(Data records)
(begin)
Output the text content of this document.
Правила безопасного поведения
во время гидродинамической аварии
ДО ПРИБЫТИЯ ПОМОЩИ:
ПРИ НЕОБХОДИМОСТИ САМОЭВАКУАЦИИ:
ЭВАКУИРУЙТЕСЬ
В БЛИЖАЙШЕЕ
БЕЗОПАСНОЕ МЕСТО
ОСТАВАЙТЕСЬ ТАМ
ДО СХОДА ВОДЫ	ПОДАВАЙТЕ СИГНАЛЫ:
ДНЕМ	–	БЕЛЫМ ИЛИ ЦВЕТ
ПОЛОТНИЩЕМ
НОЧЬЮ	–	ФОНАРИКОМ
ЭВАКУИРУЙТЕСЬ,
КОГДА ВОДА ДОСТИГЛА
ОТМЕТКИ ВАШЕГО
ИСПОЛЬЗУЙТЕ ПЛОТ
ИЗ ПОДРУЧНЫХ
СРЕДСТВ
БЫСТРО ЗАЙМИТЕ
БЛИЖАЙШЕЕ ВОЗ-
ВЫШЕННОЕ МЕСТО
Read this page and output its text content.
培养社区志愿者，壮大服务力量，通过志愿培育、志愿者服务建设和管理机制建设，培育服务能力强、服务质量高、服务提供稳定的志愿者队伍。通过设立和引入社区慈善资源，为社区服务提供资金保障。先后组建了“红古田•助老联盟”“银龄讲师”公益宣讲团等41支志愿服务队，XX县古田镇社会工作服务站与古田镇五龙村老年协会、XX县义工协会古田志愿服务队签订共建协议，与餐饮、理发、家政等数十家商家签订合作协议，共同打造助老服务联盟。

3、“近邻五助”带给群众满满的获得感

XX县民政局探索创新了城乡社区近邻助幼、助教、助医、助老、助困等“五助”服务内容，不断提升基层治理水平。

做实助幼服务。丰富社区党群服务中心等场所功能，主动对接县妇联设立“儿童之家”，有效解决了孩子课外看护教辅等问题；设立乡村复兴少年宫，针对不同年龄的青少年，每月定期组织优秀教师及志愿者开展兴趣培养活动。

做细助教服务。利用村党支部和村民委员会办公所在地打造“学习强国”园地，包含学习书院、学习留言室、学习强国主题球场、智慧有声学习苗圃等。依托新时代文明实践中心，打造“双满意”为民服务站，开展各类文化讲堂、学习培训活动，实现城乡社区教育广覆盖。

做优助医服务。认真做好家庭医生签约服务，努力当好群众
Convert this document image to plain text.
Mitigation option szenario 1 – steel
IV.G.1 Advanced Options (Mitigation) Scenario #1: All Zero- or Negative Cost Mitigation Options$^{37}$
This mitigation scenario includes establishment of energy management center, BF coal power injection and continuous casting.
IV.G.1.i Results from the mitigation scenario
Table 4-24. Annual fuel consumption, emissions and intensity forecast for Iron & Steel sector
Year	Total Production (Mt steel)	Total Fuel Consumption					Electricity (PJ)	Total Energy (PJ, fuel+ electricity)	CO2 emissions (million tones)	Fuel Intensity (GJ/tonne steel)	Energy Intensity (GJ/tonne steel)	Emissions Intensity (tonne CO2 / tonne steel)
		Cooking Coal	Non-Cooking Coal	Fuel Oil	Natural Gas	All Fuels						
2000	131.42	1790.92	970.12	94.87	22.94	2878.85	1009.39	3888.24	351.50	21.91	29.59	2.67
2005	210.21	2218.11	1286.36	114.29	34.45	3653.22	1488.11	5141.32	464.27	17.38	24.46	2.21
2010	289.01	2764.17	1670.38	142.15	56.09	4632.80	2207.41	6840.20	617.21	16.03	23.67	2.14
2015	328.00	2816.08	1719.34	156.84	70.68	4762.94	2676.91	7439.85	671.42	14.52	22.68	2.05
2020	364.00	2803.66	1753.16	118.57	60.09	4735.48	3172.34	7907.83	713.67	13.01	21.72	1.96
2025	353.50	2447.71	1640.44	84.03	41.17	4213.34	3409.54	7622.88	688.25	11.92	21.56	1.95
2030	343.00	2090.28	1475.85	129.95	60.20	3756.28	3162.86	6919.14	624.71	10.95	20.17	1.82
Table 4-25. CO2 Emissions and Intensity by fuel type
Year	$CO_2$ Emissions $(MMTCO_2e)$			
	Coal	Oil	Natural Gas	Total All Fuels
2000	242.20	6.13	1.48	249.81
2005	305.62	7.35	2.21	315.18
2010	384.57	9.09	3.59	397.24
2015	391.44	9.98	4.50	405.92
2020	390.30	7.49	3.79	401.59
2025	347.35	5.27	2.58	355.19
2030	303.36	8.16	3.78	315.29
(end)
What you should do: Reproduce all data above, unchanged.

Result of this exercise:
Output the text content of this document.
Правила безопасного поведения
во время гидродинамической аварии
ДО ПРИБЫТИЯ ПОМОЩИ:
ПРИ НЕОБХОДИМОСТИ САМОЭВАКУАЦИИ:
ЭВАКУИРУЙТЕСЬ
В БЛИЖАЙШЕЕ
БЕЗОПАСНОЕ МЕСТО
ОСТАВАЙТЕСЬ ТАМ
ДО СХОДА ВОДЫ	ПОДАВАЙТЕ СИГНАЛЫ:
ДНЕМ	–	БЕЛЫМ ИЛИ ЦВЕТ
ПОЛОТНИЩЕМ
НОЧЬЮ	–	ФОНАРИКОМ
ЭВАКУИРУЙТЕСЬ,
КОГДА ВОДА ДОСТИГЛА
ОТМЕТКИ ВАШЕГО
ИСПОЛЬЗУЙТЕ ПЛОТ
ИЗ ПОДРУЧНЫХ
СРЕДСТВ
БЫСТРО ЗАЙМИТЕ
БЛИЖАЙШЕЕ ВОЗ-
ВЫШЕННОЕ МЕСТО
Read this page and output its text content.
培养社区志愿者，壮大服务力量，通过志愿培育、志愿者服务建设和管理机制建设，培育服务能力强、服务质量高、服务提供稳定的志愿者队伍。通过设立和引入社区慈善资源，为社区服务提供资金保障。先后组建了“红古田•助老联盟”“银龄讲师”公益宣讲团等41支志愿服务队，XX县古田镇社会工作服务站与古田镇五龙村老年协会、XX县义工协会古田志愿服务队签订共建协议，与餐饮、理发、家政等数十家商家签订合作协议，共同打造助老服务联盟。

3、“近邻五助”带给群众满满的获得感

XX县民政局探索创新了城乡社区近邻助幼、助教、助医、助老、助困等“五助”服务内容，不断提升基层治理水平。

做实助幼服务。丰富社区党群服务中心等场所功能，主动对接县妇联设立“儿童之家”，有效解决了孩子课外看护教辅等问题；设立乡村复兴少年宫，针对不同年龄的青少年，每月定期组织优秀教师及志愿者开展兴趣培养活动。

做细助教服务。利用村党支部和村民委员会办公所在地打造“学习强国”园地，包含学习书院、学习留言室、学习强国主题球场、智慧有声学习苗圃等。依托新时代文明实践中心，打造“双满意”为民服务站，开展各类文化讲堂、学习培训活动，实现城乡社区教育广覆盖。

做优助医服务。认真做好家庭医生签约服务，努力当好群众
Convert this document image to plain text.
Mitigation option szenario 1 – steel
IV.G.1 Advanced Options (Mitigation) Scenario #1: All Zero- or Negative Cost Mitigation Options$^{37}$
This mitigation scenario includes establishment of energy management center, BF coal power injection and continuous casting.
IV.G.1.i Results from the mitigation scenario
Table 4-24. Annual fuel consumption, emissions and intensity forecast for Iron & Steel sector
Year	Total Production (Mt steel)	Total Fuel Consumption					Electricity (PJ)	Total Energy (PJ, fuel+ electricity)	CO2 emissions (million tones)	Fuel Intensity (GJ/tonne steel)	Energy Intensity (GJ/tonne steel)	Emissions Intensity (tonne CO2 / tonne steel)
		Cooking Coal	Non-Cooking Coal	Fuel Oil	Natural Gas	All Fuels						
2000	131.42	1790.92	970.12	94.87	22.94	2878.85	1009.39	3888.24	351.50	21.91	29.59	2.67
2005	210.21	2218.11	1286.36	114.29	34.45	3653.22	1488.11	5141.32	464.27	17.38	24.46	2.21
2010	289.01	2764.17	1670.38	142.15	56.09	4632.80	2207.41	6840.20	617.21	16.03	23.67	2.14
2015	328.00	2816.08	1719.34	156.84	70.68	4762.94	2676.91	7439.85	671.42	14.52	22.68	2.05
2020	364.00	2803.66	1753.16	118.57	60.09	4735.48	3172.34	7907.83	713.67	13.01	21.72	1.96
2025	353.50	2447.71	1640.44	84.03	41.17	4213.34	3409.54	7622.88	688.25	11.92	21.56	1.95
2030	343.00	2090.28	1475.85	129.95	60.20	3756.28	3162.86	6919.14	624.71	10.95	20.17	1.82
Table 4-25. CO2 Emissions and Intensity by fuel type
Year	$CO_2$ Emissions $(MMTCO_2e)$			
	Coal	Oil	Natural Gas	Total All Fuels
2000	242.20	6.13	1.48	249.81
2005	305.62	7.35	2.21	315.18
2010	384.57	9.09	3.59	397.24
2015	391.44	9.98	4.50	405.92
2020	390.30	7.49	3.79	401.59
2025	347.35	5.27	2.58	355.19
2030	303.36	8.16	3.78	315.29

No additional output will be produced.